Brief. Please copy every line of the records below that holds the word "write".

Dataset items:
• • • •

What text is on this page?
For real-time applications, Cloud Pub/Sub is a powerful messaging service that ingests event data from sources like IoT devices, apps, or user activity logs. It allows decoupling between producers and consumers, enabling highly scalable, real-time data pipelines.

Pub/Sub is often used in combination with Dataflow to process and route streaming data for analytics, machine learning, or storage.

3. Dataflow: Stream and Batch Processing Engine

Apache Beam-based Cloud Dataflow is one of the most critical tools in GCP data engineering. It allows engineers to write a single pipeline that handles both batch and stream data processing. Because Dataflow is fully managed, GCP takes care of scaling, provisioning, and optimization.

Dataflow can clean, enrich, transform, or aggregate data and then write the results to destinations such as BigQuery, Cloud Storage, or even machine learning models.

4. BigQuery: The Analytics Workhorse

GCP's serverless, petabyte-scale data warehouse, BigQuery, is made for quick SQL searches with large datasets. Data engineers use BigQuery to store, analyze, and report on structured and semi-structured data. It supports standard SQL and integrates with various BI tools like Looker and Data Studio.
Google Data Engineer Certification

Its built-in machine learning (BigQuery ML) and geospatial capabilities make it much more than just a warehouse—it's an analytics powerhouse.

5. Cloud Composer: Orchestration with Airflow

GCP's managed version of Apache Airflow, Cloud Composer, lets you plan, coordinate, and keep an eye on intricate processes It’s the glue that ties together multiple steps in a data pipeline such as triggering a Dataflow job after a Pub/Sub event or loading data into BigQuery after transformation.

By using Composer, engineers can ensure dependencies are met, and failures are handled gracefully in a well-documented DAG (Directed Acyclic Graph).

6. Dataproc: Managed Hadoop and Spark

• • • •

The reply.
Apache Beam-based Cloud Dataflow is one of the most critical tools in GCP data engineering. It allows engineers to write a single pipeline that handles both batch and stream data processing. Because Dataflow is fully managed, GCP takes care of scaling, provisioning, and optimization.
Dataflow can clean, enrich, transform, or aggregate data and then write the results to destinations such as BigQuery, Cloud Storage, or even machine learning models.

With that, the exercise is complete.